** START STORED RECORDS **

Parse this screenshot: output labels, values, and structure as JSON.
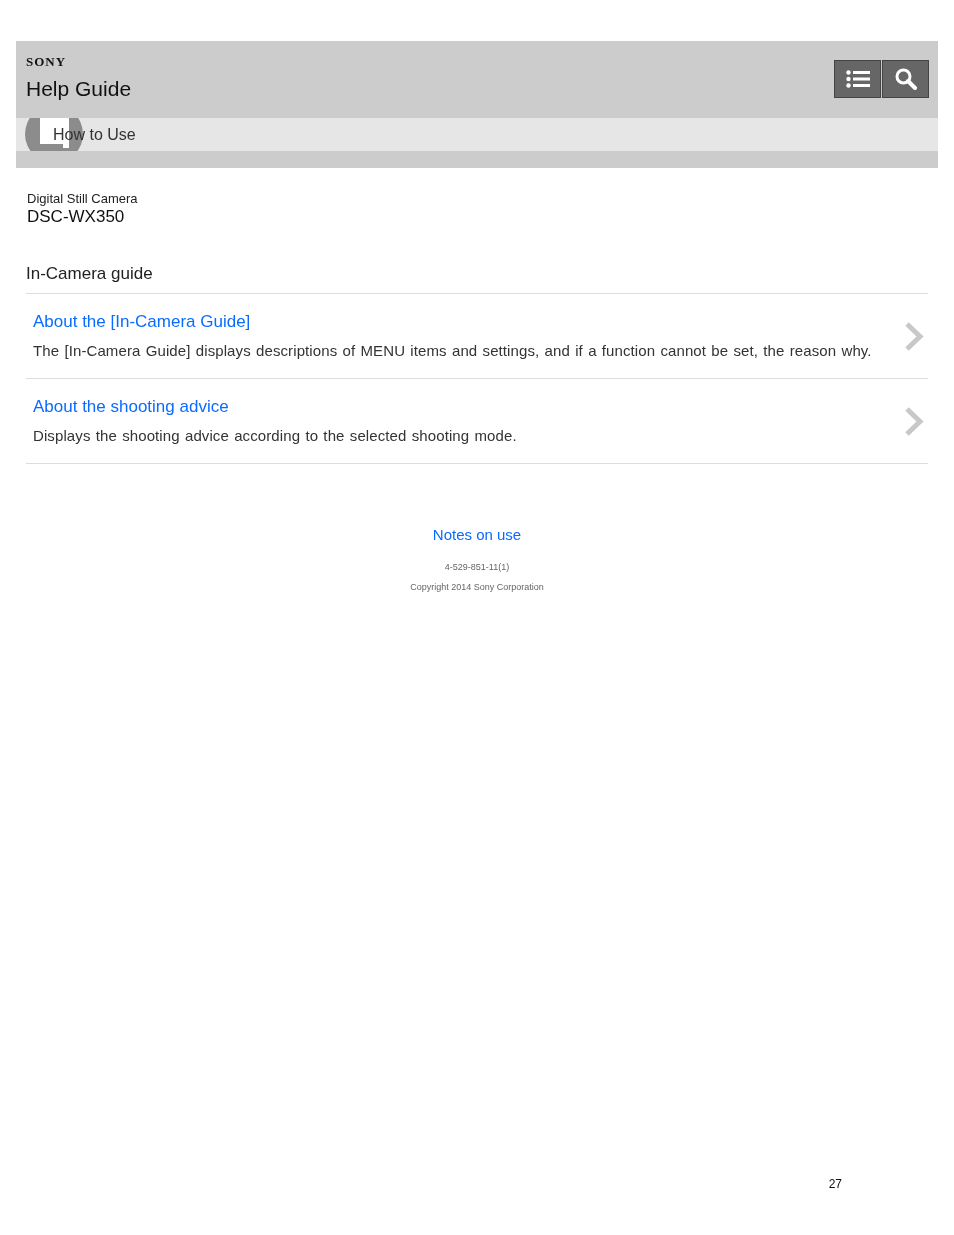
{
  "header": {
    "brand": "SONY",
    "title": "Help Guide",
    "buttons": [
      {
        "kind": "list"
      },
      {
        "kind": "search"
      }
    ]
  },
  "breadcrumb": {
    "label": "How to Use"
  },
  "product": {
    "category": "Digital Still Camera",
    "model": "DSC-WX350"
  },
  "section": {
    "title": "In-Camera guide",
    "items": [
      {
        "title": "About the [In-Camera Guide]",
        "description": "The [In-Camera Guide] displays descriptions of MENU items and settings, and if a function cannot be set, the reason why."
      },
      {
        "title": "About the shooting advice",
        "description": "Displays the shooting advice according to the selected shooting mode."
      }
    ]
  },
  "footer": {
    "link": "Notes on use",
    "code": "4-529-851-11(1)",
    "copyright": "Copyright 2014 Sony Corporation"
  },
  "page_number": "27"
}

** END STORED RECORDS **
** START STORED RECORDS **

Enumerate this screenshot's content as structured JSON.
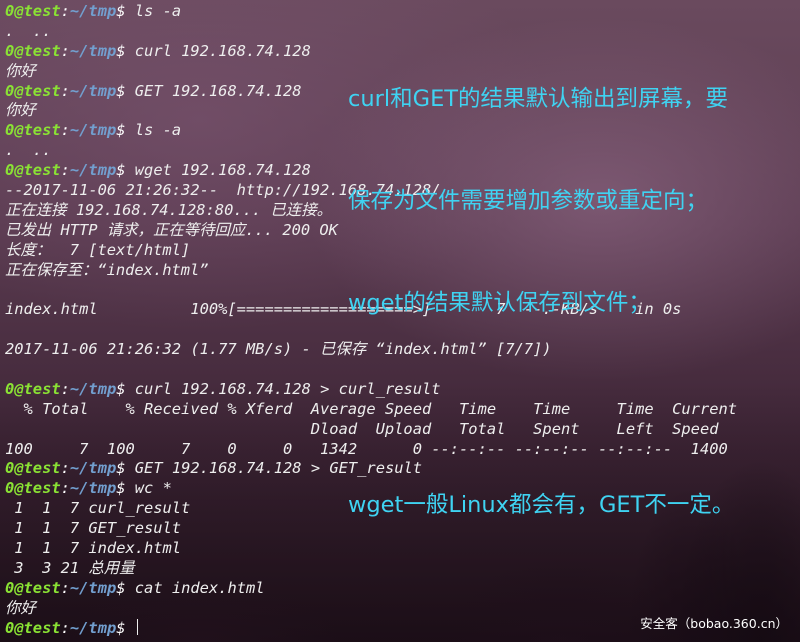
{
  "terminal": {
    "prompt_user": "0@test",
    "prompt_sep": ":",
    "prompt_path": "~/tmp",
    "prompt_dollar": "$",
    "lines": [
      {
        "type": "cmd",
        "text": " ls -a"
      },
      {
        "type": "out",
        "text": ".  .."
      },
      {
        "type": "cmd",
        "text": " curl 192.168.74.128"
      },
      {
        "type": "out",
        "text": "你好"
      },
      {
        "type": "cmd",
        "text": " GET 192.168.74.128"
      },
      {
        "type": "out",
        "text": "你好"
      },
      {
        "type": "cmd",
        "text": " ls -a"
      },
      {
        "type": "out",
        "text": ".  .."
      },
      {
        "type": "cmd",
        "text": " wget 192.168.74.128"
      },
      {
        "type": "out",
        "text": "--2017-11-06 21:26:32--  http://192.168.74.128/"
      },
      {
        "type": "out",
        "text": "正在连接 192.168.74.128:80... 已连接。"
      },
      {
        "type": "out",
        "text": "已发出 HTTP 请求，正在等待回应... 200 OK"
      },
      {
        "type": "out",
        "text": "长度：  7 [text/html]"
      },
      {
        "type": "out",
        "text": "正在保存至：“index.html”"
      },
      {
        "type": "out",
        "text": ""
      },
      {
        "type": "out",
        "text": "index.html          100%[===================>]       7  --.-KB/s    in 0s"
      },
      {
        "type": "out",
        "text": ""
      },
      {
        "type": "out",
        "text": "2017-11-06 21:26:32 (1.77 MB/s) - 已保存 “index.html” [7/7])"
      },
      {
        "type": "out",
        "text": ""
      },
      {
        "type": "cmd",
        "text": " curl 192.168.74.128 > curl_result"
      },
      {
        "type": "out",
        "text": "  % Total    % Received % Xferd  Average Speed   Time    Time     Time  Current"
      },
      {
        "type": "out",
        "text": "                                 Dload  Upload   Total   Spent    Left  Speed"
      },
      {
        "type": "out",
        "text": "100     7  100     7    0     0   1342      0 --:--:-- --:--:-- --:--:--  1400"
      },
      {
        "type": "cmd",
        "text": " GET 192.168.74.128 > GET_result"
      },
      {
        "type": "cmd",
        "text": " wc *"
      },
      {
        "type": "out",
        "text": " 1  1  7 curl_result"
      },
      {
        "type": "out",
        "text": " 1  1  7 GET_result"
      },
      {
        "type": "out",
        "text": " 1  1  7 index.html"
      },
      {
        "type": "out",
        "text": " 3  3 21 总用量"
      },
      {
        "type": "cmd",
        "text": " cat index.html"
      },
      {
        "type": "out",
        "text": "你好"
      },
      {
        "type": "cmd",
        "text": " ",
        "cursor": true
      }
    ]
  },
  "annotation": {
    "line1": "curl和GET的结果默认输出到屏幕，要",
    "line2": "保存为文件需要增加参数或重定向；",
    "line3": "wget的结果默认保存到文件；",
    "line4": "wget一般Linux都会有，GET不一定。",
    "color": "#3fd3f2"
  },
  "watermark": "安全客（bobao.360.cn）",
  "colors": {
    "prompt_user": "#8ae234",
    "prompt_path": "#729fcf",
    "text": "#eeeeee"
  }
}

** END STORED RECORDS **
** START STORED RECORDS **

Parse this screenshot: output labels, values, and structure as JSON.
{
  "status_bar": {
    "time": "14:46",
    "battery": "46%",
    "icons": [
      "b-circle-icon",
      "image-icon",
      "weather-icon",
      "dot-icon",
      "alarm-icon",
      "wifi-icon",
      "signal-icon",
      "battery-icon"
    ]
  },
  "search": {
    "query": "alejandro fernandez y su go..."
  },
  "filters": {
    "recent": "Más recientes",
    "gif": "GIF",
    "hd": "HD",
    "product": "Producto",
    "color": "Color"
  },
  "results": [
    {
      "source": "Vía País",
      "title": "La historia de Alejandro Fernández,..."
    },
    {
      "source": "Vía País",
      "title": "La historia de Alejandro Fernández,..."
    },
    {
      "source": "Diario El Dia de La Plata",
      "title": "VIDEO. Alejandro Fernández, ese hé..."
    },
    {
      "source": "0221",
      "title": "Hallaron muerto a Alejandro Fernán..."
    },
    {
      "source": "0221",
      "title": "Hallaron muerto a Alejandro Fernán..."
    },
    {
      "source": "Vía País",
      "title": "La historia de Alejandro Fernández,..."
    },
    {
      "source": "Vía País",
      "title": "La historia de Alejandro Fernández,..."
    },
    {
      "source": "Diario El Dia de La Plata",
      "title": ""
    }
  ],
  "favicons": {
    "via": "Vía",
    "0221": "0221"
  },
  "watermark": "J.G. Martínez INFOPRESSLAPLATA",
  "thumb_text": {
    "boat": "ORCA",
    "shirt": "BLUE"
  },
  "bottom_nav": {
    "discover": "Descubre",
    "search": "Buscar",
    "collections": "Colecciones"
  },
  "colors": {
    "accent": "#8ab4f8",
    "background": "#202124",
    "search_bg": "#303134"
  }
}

** END STORED RECORDS **

> [PROBLEM DETAILS]: Copy out each line in the preceding records that contains "description".

> [TASK OUTPUT]:
        "description": "The [In-Camera Guide] displays descriptions of MENU items and settings, and if a function cannot be set, the reason why."
        "description": "Displays the shooting advice according to the selected shooting mode."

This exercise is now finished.